YOUR GOAL: From the entries below, gather each line containing the word "name".

DATASET EXTRACT:
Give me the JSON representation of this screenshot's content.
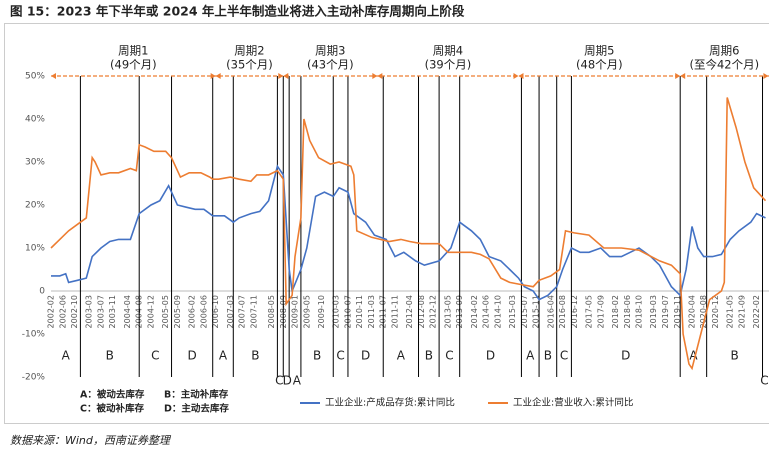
{
  "title": "图 15：2023 年下半年或 2024 年上半年制造业将进入主动补库存周期向上阶段",
  "source": "数据来源：Wind，西南证券整理",
  "chart_data": {
    "type": "line",
    "xlim": [
      "2002-02",
      "2022-06"
    ],
    "ylim": [
      -20,
      50
    ],
    "yticks": [
      {
        "value": 50,
        "label": "50%"
      },
      {
        "value": 40,
        "label": "40%"
      },
      {
        "value": 30,
        "label": "30%"
      },
      {
        "value": 20,
        "label": "20%"
      },
      {
        "value": 10,
        "label": "10%"
      },
      0,
      {
        "value": -10,
        "label": "-10%"
      },
      {
        "value": -20,
        "label": "-20%"
      }
    ],
    "xticks": [
      "2002-02",
      "2002-06",
      "2002-10",
      "2003-03",
      "2003-07",
      "2003-11",
      "2004-04",
      "2004-08",
      "2004-12",
      "2005-05",
      "2005-09",
      "2006-02",
      "2006-06",
      "2006-10",
      "2007-03",
      "2007-07",
      "2007-11",
      "2008-05",
      "2008-09",
      "2009-01",
      "2009-05",
      "2009-10",
      "2010-03",
      "2010-07",
      "2010-11",
      "2011-03",
      "2011-07",
      "2011-11",
      "2012-04",
      "2012-08",
      "2012-12",
      "2013-05",
      "2013-09",
      "2014-02",
      "2014-06",
      "2014-10",
      "2015-03",
      "2015-07",
      "2015-11",
      "2016-04",
      "2016-08",
      "2016-12",
      "2017-05",
      "2017-09",
      "2018-02",
      "2018-06",
      "2018-10",
      "2019-03",
      "2019-07",
      "2019-11",
      "2020-04",
      "2020-08",
      "2020-12",
      "2021-05",
      "2021-09",
      "2022-02"
    ],
    "grid": false,
    "series": [
      {
        "name": "工业企业:产成品存货:累计同比",
        "color": "#4472c4",
        "x": [
          "2002-02",
          "2002-05",
          "2002-07",
          "2002-08",
          "2002-11",
          "2003-02",
          "2003-04",
          "2003-07",
          "2003-10",
          "2004-01",
          "2004-05",
          "2004-08",
          "2004-12",
          "2005-03",
          "2005-06",
          "2005-09",
          "2005-12",
          "2006-03",
          "2006-06",
          "2006-09",
          "2007-01",
          "2007-04",
          "2007-06",
          "2007-10",
          "2008-01",
          "2008-04",
          "2008-07",
          "2008-09",
          "2008-11",
          "2008-12",
          "2009-03",
          "2009-05",
          "2009-08",
          "2009-11",
          "2010-02",
          "2010-04",
          "2010-07",
          "2010-09",
          "2011-01",
          "2011-04",
          "2011-08",
          "2011-11",
          "2012-02",
          "2012-06",
          "2012-09",
          "2013-02",
          "2013-06",
          "2013-09",
          "2014-01",
          "2014-04",
          "2014-07",
          "2014-11",
          "2015-02",
          "2015-05",
          "2015-07",
          "2015-10",
          "2015-12",
          "2016-03",
          "2016-06",
          "2016-08",
          "2016-11",
          "2017-02",
          "2017-05",
          "2017-09",
          "2017-12",
          "2018-04",
          "2018-07",
          "2018-10",
          "2019-02",
          "2019-05",
          "2019-09",
          "2019-12",
          "2020-02",
          "2020-04",
          "2020-06",
          "2020-08",
          "2020-11",
          "2021-02",
          "2021-05",
          "2021-08",
          "2021-12",
          "2022-02",
          "2022-05"
        ],
        "values": [
          3.5,
          3.5,
          4,
          2,
          2.5,
          3,
          8,
          10,
          11.5,
          12,
          12,
          18,
          20,
          21,
          24.5,
          20,
          19.5,
          19,
          19,
          17.5,
          17.5,
          16,
          17,
          18,
          18.5,
          21,
          29,
          27,
          5,
          0,
          5,
          10,
          22,
          23,
          22,
          24,
          23,
          18,
          16,
          13,
          12,
          8,
          9,
          7,
          6,
          7,
          10,
          16,
          14,
          12,
          8,
          7,
          5,
          3,
          1,
          0,
          -2,
          -1,
          1,
          5,
          10,
          9,
          9,
          10,
          8,
          8,
          9,
          10,
          8,
          6,
          1,
          -1,
          5,
          15,
          10,
          8,
          8,
          8.5,
          12,
          14,
          16,
          18,
          17
        ]
      },
      {
        "name": "工业企业:营业收入:累计同比",
        "color": "#ed7d31",
        "x": [
          "2002-02",
          "2002-05",
          "2002-08",
          "2002-12",
          "2003-02",
          "2003-04",
          "2003-05",
          "2003-07",
          "2003-10",
          "2004-01",
          "2004-05",
          "2004-07",
          "2004-08",
          "2004-10",
          "2005-01",
          "2005-05",
          "2005-07",
          "2005-10",
          "2006-01",
          "2006-05",
          "2006-08",
          "2006-09",
          "2006-11",
          "2007-03",
          "2007-06",
          "2007-10",
          "2007-12",
          "2008-04",
          "2008-07",
          "2008-09",
          "2008-10",
          "2008-12",
          "2009-01",
          "2009-03",
          "2009-04",
          "2009-06",
          "2009-09",
          "2010-01",
          "2010-04",
          "2010-08",
          "2010-09",
          "2010-10",
          "2011-03",
          "2011-06",
          "2011-09",
          "2012-01",
          "2012-04",
          "2012-08",
          "2012-11",
          "2013-02",
          "2013-05",
          "2013-09",
          "2014-01",
          "2014-04",
          "2014-07",
          "2014-11",
          "2015-02",
          "2015-06",
          "2015-10",
          "2015-12",
          "2016-04",
          "2016-07",
          "2016-09",
          "2016-12",
          "2017-05",
          "2017-10",
          "2018-04",
          "2018-10",
          "2019-05",
          "2019-09",
          "2019-12",
          "2020-01",
          "2020-03",
          "2020-04",
          "2020-07",
          "2020-10",
          "2021-02",
          "2021-03",
          "2021-04",
          "2021-07",
          "2021-10",
          "2022-01",
          "2022-05"
        ],
        "values": [
          10,
          12,
          14,
          16,
          17,
          31,
          30,
          27,
          27.5,
          27.5,
          28.5,
          28,
          34,
          33.5,
          32.5,
          32.5,
          31,
          26.5,
          27.5,
          27.5,
          26.5,
          26,
          26,
          26.5,
          26,
          25.5,
          27,
          27,
          28,
          26,
          -3,
          -1,
          8,
          17,
          40,
          35,
          31,
          29.5,
          30,
          29,
          27,
          14,
          12.5,
          12,
          11.5,
          12,
          11.5,
          11,
          11,
          11,
          9,
          9,
          9,
          8.5,
          7.5,
          3,
          2,
          1.5,
          1,
          2.5,
          3.5,
          5,
          14,
          13.5,
          13,
          10,
          10,
          9.5,
          7,
          6,
          4,
          -10,
          -17,
          -18,
          -10,
          -2,
          0,
          2,
          45,
          38,
          30,
          24,
          21
        ]
      }
    ],
    "phase_boundaries": [
      "2002-12",
      "2004-08",
      "2005-07",
      "2006-09",
      "2007-04",
      "2008-07",
      "2008-09",
      "2008-11",
      "2009-03",
      "2010-02",
      "2010-07",
      "2011-07",
      "2012-07",
      "2013-02",
      "2013-09",
      "2015-06",
      "2015-12",
      "2016-06",
      "2016-11",
      "2019-12",
      "2020-09",
      "2022-04"
    ],
    "phases": [
      "A",
      "B",
      "C",
      "D",
      "A",
      "B",
      "C",
      "D",
      "A",
      "B",
      "C",
      "D",
      "A",
      "B",
      "C",
      "D",
      "A",
      "B",
      "C",
      "D",
      "A",
      "B",
      "C"
    ],
    "phase_legend": [
      "A：被动去库存",
      "B：主动补库存",
      "C：被动补库存",
      "D：主动去库存"
    ],
    "cycles": [
      {
        "name": "周期1",
        "duration": "(49个月)",
        "start": "2002-02"
      },
      {
        "name": "周期2",
        "duration": "(35个月)",
        "start": "2006-10"
      },
      {
        "name": "周期3",
        "duration": "(43个月)",
        "start": "2008-09"
      },
      {
        "name": "周期4",
        "duration": "(39个月)",
        "start": "2011-05"
      },
      {
        "name": "周期5",
        "duration": "(48个月)",
        "start": "2015-05"
      },
      {
        "name": "周期6",
        "duration": "(至今42个月)",
        "start": "2019-12"
      }
    ]
  }
}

EXERCISE RESPONSE:
        "name": "工业企业:产成品存货:累计同比",
        "name": "工业企业:营业收入:累计同比",
        "name": "周期1",
        "name": "周期2",
        "name": "周期3",
        "name": "周期4",
        "name": "周期5",
        "name": "周期6",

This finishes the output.